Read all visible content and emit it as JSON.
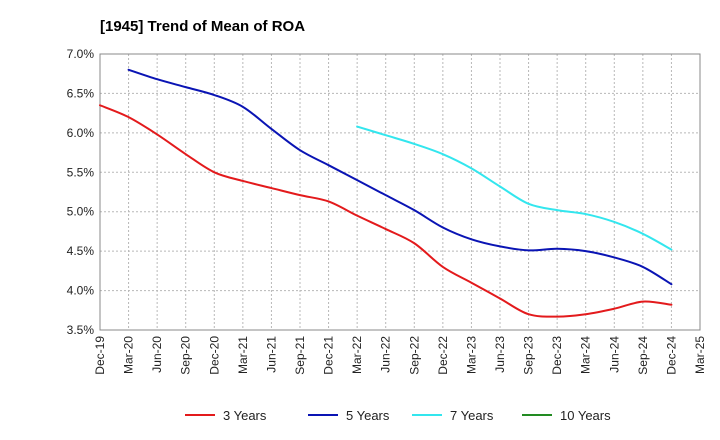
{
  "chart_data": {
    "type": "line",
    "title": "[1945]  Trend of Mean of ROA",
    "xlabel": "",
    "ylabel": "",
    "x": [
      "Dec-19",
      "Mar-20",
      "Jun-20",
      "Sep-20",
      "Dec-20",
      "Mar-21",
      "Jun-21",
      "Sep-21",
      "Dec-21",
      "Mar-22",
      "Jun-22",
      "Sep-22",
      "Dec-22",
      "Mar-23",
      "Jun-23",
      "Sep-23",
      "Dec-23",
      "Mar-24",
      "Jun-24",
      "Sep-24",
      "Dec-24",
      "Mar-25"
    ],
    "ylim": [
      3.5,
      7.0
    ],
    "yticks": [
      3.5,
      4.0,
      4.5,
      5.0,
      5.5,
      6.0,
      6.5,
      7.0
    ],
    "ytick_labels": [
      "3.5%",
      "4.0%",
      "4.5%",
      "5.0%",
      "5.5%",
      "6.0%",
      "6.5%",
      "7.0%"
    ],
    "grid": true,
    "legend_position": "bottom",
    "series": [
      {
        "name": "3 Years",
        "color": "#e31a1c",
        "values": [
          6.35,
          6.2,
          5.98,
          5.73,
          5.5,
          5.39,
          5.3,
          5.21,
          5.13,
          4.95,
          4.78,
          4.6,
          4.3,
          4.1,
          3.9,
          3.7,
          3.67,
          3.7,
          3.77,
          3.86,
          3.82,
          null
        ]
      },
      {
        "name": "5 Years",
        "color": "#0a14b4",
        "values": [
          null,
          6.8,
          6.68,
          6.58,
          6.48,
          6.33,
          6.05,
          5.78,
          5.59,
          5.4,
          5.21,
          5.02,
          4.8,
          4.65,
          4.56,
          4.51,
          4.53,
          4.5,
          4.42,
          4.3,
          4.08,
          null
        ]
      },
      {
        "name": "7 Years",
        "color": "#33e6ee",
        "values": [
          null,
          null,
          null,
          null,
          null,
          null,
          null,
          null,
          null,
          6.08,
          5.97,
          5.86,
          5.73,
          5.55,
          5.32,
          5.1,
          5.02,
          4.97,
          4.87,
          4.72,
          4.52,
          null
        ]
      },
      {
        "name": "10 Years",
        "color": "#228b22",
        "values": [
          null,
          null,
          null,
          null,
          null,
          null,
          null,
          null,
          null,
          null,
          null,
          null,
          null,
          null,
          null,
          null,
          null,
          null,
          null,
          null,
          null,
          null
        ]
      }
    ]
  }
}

---

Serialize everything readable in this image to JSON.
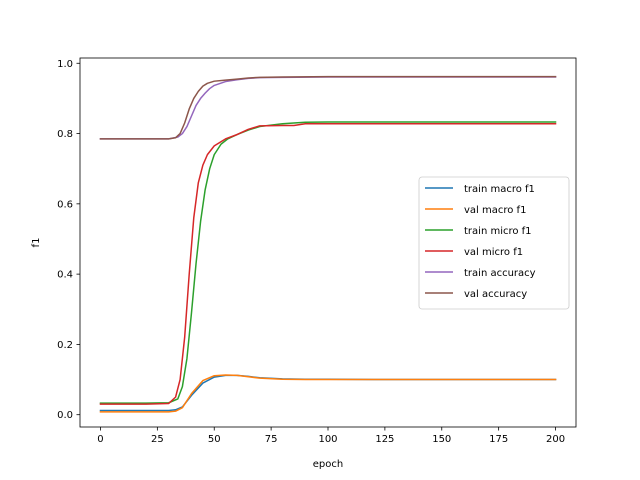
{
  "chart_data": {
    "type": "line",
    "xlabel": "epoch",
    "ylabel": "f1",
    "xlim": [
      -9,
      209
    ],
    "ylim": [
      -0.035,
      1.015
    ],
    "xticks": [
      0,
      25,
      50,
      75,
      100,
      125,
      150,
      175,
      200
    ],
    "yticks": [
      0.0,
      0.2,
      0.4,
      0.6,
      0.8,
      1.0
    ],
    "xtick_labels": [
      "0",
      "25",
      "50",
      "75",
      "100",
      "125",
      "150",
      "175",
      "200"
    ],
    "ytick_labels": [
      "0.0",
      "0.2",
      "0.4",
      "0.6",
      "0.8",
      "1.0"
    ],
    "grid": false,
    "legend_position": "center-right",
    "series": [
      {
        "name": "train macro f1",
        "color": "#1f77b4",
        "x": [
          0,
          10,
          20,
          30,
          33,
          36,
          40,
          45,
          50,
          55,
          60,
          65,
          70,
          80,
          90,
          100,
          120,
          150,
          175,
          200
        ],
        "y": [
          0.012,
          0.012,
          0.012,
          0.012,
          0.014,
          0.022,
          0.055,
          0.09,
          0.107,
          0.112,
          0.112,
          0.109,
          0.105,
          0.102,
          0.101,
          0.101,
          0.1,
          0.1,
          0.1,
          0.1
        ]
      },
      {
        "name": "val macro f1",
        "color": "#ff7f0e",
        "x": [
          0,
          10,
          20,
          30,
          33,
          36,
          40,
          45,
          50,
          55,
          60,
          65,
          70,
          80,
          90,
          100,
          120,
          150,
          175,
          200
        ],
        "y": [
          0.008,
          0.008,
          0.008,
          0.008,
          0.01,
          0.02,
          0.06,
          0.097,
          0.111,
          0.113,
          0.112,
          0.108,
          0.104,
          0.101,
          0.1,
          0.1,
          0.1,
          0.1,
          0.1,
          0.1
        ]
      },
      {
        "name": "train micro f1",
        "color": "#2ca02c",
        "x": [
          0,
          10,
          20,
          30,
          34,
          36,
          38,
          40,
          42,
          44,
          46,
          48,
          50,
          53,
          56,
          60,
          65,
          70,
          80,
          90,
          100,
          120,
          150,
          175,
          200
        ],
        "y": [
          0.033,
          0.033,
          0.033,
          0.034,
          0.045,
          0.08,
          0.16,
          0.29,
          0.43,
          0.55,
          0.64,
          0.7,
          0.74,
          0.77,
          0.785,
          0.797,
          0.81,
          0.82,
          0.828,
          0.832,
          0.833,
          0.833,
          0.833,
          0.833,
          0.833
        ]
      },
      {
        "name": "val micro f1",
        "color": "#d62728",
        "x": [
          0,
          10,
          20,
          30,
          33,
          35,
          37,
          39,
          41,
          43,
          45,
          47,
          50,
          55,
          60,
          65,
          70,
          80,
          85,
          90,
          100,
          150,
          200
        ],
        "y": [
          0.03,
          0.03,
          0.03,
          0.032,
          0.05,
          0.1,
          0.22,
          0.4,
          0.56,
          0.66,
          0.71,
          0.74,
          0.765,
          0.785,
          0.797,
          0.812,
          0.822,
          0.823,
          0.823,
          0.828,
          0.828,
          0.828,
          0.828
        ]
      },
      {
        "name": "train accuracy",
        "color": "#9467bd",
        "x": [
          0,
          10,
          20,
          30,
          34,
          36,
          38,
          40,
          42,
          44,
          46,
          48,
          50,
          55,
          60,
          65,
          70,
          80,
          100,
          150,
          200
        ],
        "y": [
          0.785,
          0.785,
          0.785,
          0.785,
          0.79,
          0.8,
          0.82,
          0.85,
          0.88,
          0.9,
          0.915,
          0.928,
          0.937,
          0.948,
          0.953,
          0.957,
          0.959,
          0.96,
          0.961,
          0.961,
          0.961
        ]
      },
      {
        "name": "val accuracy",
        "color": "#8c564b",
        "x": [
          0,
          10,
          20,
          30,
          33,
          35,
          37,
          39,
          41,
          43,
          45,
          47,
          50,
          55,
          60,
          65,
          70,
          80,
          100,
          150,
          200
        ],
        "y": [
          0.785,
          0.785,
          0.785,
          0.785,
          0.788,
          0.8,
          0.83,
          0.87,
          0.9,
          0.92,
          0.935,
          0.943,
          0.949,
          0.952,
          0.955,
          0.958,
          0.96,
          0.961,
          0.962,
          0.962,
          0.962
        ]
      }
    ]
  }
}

> [Task prompt] Every line in the data above that contains "color" needs to be copied.

> [Final result]
        "color": "#e31a1c",
        "color": "#0a14b4",
        "color": "#33e6ee",
        "color": "#228b22",
        "color": "#1f77b4",
        "color": "#ff7f0e",
        "color": "#2ca02c",
        "color": "#d62728",
        "color": "#9467bd",
        "color": "#8c564b",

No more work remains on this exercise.